— begin Stored records —

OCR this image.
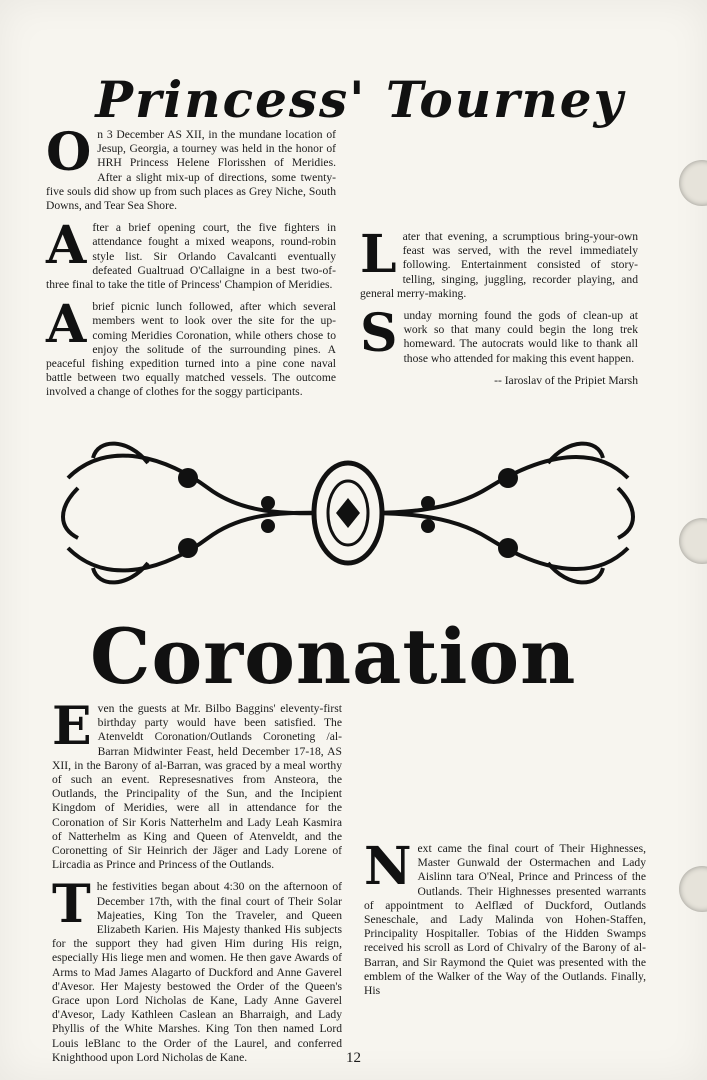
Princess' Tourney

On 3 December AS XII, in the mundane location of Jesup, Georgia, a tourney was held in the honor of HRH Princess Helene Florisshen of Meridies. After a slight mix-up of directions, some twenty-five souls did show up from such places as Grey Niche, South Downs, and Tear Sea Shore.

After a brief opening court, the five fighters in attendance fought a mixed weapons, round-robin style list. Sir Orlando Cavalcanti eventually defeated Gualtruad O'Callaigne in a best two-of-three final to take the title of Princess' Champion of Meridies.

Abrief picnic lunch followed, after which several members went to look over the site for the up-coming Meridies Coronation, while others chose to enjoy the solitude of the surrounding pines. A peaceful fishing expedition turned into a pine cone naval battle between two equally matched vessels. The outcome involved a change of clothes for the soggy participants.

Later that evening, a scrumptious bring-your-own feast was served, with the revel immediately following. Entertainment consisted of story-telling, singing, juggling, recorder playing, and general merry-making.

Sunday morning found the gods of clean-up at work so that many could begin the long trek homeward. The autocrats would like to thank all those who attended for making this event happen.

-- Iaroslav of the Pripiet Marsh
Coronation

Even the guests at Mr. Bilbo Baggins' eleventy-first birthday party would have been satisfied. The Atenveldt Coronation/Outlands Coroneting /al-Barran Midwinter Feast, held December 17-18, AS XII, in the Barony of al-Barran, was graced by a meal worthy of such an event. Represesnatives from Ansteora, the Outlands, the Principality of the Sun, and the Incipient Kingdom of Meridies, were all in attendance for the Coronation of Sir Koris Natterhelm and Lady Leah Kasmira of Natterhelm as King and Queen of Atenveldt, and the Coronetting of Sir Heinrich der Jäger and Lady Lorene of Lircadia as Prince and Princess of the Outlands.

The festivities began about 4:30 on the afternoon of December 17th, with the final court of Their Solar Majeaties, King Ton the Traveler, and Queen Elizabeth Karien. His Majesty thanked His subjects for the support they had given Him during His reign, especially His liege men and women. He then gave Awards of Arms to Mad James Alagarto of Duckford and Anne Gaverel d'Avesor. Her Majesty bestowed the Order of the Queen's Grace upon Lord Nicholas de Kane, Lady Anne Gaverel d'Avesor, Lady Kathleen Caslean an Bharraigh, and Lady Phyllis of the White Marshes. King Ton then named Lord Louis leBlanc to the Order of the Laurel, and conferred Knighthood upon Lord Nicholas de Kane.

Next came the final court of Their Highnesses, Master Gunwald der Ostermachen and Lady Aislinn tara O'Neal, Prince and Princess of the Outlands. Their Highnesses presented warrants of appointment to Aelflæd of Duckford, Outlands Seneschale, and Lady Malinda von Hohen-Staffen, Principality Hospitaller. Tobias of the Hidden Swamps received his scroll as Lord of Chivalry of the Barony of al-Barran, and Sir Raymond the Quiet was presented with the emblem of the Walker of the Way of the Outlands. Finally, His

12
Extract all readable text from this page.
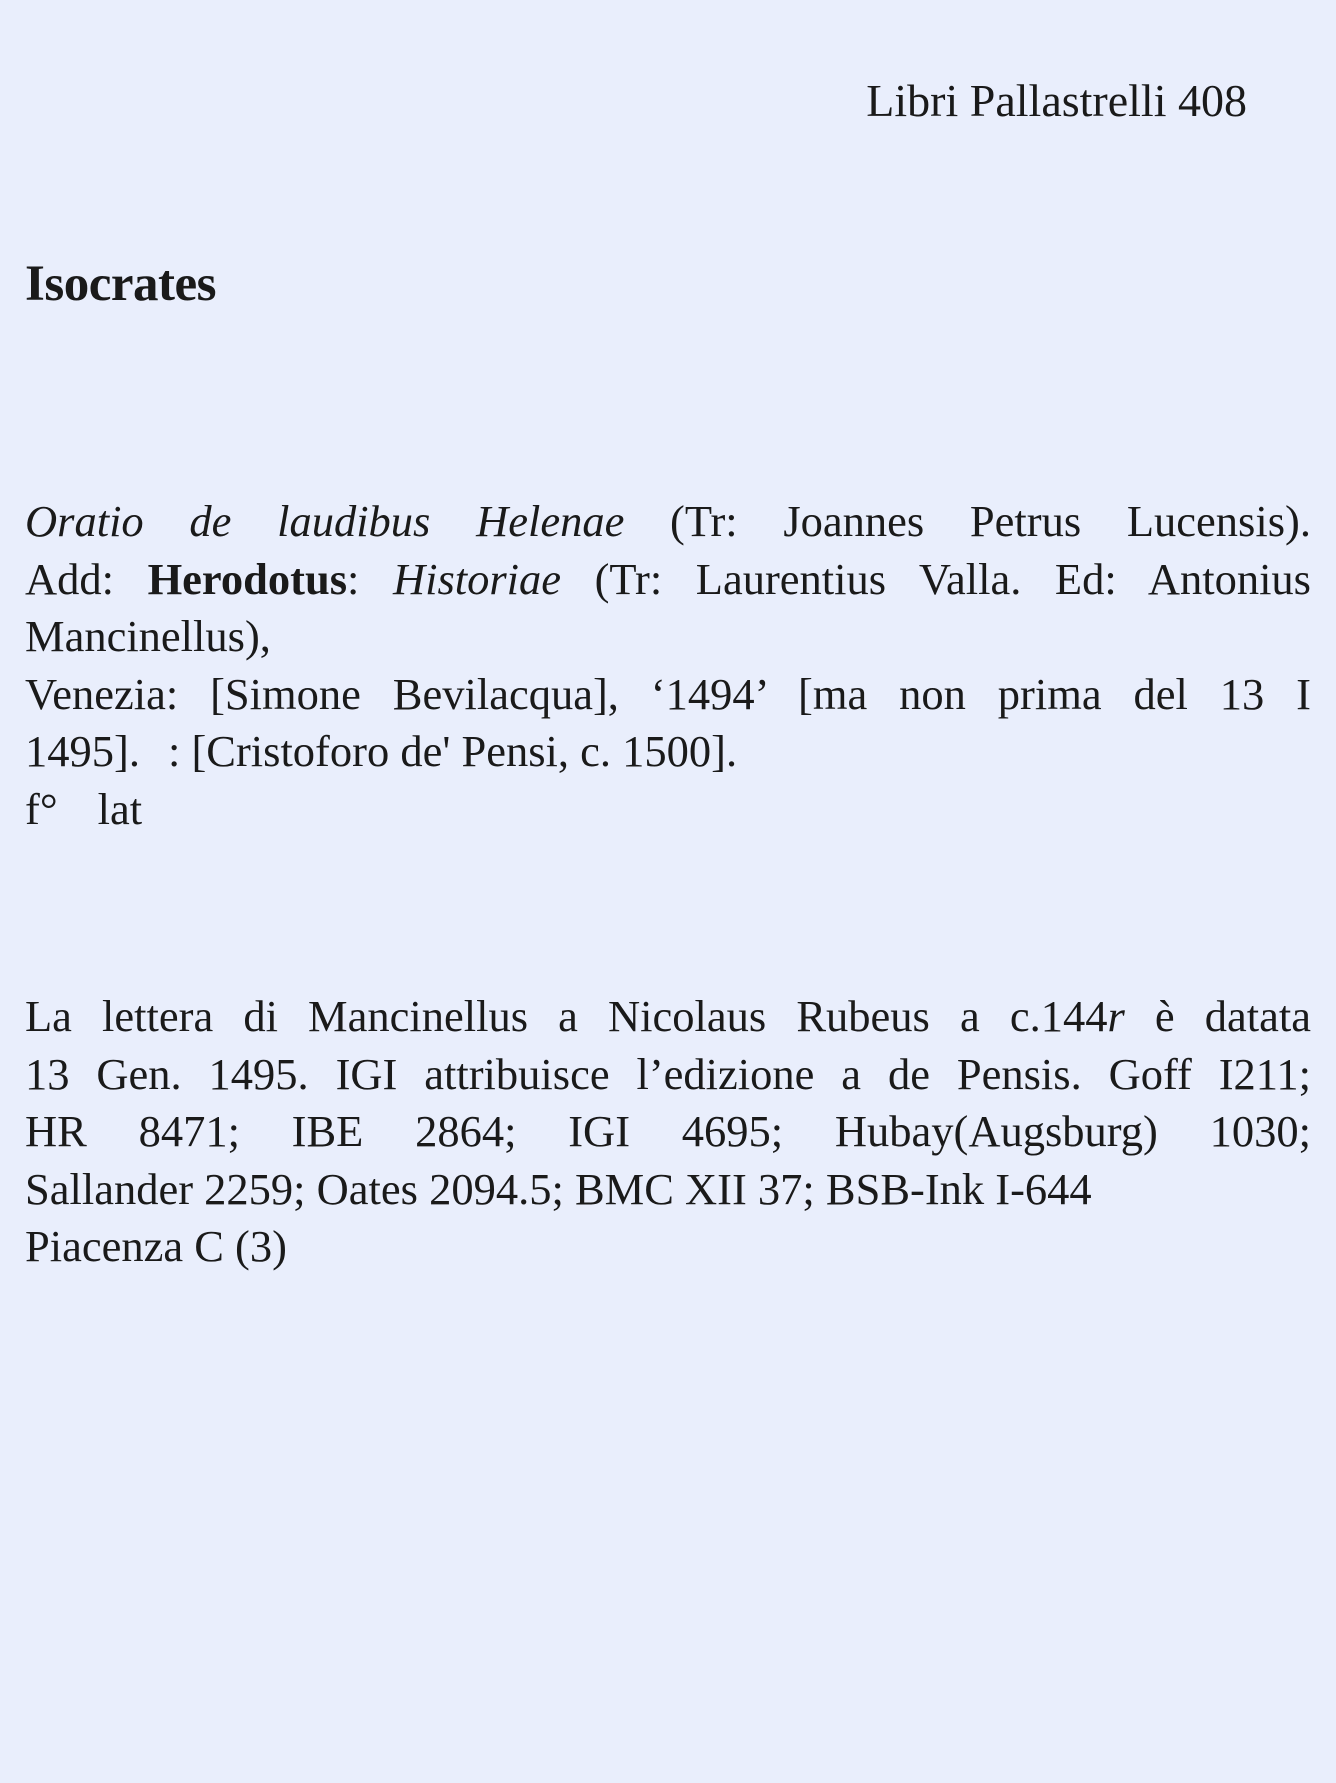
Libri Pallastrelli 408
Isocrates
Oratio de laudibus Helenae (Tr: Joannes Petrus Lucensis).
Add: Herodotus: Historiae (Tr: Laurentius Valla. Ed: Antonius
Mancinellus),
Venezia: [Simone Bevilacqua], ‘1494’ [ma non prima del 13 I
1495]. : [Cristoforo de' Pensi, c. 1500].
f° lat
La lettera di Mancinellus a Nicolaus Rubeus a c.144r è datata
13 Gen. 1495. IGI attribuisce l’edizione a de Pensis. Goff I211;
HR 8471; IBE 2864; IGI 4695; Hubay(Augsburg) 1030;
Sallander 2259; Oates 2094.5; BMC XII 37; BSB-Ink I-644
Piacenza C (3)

— end Stored records —

▸ Problem details: Each line in the material either holds the string "that" or does not. State how many do, and nothing else.

▸ Exercise answer: 2